### Your objective
In the records that follow, locate every line with "不正确的是" and extract it.

--- begin The input ---

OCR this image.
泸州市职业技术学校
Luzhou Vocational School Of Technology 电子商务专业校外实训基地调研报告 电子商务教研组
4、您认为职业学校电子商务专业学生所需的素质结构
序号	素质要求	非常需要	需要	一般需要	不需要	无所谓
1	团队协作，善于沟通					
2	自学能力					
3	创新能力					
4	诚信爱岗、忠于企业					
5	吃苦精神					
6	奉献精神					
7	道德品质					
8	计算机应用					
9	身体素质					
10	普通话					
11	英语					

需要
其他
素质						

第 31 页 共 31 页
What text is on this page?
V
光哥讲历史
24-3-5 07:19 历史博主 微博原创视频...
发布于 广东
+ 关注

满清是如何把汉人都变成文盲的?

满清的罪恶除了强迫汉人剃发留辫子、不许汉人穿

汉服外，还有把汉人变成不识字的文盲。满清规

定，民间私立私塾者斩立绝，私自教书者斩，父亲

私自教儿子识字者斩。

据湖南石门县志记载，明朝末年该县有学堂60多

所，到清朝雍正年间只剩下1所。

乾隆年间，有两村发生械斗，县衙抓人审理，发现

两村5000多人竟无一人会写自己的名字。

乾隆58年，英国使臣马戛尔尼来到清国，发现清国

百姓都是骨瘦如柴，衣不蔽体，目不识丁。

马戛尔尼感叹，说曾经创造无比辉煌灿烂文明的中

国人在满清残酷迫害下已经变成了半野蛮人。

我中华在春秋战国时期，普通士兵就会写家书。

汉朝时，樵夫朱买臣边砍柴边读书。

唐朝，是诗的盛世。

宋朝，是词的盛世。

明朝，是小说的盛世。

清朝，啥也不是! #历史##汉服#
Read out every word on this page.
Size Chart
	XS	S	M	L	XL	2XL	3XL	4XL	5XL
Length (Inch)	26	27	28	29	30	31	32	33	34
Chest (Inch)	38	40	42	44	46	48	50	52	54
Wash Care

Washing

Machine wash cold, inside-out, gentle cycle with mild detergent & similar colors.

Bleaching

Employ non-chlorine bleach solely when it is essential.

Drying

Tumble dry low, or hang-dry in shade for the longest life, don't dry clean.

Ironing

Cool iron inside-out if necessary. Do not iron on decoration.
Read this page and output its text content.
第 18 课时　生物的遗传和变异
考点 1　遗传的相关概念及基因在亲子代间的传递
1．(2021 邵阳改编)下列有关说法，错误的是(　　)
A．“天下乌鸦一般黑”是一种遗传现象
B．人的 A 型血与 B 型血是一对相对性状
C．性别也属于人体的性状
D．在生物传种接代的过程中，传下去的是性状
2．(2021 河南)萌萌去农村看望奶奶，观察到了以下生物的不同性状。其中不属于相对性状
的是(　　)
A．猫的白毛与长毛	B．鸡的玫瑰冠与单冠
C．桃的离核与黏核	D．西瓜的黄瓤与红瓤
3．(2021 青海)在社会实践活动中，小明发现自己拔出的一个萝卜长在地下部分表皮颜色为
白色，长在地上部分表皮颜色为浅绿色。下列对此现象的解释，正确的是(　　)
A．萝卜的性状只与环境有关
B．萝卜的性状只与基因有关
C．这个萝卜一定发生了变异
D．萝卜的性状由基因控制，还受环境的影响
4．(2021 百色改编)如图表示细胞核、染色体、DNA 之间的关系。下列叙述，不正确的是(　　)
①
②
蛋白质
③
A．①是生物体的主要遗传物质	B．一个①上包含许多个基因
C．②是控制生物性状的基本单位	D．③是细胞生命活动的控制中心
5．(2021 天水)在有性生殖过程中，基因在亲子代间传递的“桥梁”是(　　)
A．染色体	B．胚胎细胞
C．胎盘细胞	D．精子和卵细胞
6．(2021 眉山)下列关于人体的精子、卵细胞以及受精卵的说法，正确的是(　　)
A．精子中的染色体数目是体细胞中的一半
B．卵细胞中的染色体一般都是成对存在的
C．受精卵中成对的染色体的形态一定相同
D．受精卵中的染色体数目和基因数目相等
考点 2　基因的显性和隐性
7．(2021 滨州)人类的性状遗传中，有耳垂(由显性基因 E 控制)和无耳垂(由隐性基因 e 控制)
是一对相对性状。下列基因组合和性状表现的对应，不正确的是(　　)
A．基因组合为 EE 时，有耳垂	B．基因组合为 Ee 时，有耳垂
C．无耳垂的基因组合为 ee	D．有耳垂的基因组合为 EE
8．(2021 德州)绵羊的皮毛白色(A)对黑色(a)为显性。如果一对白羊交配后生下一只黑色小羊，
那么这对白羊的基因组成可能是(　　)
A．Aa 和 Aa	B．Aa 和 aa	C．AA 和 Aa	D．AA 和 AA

--- end The input ---

### Result of the exercise
4．(2021 百色改编)如图表示细胞核、染色体、DNA 之间的关系。下列叙述，不正确的是(　　)
是一对相对性状。下列基因组合和性状表现的对应，不正确的是(　　)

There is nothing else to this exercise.